# OBJECTIF
Reproduisez à l'identique la partie des enregistrements qui commence au début de ceux-ci et se termine par la ligne contenant "item-card[interactable]: Field-Tested ★ Driver Gloves | Rezan", cette ligne comprise.

Enregistrements des zones de mise en page
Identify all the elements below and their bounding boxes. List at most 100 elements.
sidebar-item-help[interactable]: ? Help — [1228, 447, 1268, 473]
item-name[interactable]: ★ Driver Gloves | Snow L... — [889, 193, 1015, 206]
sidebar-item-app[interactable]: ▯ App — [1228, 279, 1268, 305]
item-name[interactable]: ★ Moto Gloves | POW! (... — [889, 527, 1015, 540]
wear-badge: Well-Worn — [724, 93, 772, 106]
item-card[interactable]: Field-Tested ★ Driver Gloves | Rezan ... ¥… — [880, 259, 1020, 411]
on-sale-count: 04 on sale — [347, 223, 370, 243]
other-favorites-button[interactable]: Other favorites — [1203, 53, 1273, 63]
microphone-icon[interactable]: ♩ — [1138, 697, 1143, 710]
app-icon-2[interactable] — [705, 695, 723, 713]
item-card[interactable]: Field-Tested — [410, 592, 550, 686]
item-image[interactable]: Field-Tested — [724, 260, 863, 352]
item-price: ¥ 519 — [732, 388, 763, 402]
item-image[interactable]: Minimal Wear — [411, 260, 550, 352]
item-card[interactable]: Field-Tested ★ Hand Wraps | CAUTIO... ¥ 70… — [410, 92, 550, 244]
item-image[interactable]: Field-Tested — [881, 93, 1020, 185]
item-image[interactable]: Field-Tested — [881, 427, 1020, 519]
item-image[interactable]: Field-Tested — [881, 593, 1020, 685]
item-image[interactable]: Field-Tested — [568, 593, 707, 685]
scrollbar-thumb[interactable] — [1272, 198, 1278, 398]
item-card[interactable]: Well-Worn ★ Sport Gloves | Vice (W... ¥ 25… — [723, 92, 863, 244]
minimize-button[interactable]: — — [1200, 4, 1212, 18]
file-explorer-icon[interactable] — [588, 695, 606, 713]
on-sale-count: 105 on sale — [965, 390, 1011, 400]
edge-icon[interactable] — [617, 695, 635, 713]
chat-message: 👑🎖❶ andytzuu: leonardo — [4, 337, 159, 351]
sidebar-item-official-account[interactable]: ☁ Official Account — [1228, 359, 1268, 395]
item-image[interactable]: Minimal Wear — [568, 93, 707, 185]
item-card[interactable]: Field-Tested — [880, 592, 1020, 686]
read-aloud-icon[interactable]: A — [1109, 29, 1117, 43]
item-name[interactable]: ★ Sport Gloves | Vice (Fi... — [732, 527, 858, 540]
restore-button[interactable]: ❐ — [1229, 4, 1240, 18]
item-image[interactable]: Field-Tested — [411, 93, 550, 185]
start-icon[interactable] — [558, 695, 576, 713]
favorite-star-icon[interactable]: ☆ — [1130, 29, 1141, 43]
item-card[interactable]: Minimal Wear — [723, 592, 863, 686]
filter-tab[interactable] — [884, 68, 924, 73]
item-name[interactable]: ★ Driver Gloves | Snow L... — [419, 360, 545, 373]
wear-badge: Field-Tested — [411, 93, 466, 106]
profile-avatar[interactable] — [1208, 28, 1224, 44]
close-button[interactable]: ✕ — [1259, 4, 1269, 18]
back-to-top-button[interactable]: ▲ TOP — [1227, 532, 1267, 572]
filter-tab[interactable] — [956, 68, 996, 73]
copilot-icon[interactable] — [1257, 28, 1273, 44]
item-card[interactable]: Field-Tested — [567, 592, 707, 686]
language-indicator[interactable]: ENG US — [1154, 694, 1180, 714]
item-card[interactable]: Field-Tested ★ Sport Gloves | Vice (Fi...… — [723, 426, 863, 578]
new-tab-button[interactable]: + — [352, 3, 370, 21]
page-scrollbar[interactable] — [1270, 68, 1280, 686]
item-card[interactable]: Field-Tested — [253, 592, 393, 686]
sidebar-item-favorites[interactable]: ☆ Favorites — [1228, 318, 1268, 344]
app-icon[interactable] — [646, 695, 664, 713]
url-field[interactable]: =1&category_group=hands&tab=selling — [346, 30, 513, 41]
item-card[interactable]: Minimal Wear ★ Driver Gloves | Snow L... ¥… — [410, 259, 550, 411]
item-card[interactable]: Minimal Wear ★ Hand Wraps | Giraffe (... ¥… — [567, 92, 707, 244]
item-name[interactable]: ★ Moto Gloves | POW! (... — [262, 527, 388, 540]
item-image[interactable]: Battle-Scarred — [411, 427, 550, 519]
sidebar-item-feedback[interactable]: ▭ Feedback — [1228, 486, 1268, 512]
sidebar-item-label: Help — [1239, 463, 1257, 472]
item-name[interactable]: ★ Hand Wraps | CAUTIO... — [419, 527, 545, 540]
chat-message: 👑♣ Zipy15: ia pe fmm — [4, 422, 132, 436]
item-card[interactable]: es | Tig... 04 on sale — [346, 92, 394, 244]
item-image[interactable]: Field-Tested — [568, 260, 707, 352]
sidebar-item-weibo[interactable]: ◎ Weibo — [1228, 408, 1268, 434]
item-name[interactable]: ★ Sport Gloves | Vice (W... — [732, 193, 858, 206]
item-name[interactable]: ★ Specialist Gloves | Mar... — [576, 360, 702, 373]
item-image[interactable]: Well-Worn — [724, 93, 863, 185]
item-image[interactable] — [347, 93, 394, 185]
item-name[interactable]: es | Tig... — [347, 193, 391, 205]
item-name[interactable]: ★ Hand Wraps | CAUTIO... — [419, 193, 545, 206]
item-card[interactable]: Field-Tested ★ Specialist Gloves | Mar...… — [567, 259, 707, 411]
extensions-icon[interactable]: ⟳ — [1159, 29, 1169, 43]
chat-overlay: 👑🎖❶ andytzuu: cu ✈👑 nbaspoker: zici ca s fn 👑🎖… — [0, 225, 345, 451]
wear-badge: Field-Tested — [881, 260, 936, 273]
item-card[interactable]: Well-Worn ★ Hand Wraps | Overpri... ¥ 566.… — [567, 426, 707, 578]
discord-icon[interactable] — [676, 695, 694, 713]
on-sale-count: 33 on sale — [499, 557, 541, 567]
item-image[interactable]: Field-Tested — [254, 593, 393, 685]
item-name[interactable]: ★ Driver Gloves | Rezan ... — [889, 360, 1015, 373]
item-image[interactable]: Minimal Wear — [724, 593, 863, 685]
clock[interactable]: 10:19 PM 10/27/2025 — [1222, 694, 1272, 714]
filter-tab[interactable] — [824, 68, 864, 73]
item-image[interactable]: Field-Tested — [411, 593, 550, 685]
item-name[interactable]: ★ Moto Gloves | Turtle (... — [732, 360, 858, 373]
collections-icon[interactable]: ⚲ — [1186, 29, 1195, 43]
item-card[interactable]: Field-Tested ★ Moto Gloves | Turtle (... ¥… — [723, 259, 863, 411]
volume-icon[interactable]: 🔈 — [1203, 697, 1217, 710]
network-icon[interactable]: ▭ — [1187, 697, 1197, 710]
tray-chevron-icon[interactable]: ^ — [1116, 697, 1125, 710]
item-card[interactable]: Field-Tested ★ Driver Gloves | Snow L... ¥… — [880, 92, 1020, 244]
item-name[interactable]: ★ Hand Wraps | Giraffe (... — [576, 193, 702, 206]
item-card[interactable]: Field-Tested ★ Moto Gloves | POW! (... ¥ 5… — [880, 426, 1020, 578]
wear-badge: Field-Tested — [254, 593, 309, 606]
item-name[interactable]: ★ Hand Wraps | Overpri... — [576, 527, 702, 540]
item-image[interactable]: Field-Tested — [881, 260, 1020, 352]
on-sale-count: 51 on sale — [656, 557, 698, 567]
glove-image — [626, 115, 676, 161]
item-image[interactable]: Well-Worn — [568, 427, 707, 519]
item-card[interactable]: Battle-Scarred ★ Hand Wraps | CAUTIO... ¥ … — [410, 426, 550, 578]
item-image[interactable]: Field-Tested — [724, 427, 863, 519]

# RÉSULTAT DE L'EXERCICE
Identify all the elements below and their bounding boxes. List at most 100 elements.
sidebar-item-help[interactable]: ? Help — [1228, 447, 1268, 473]
item-name[interactable]: ★ Driver Gloves | Snow L... — [889, 193, 1015, 206]
sidebar-item-app[interactable]: ▯ App — [1228, 279, 1268, 305]
item-name[interactable]: ★ Moto Gloves | POW! (... — [889, 527, 1015, 540]
wear-badge: Well-Worn — [724, 93, 772, 106]
item-card[interactable]: Field-Tested ★ Driver Gloves | Rezan ... ¥… — [880, 259, 1020, 411]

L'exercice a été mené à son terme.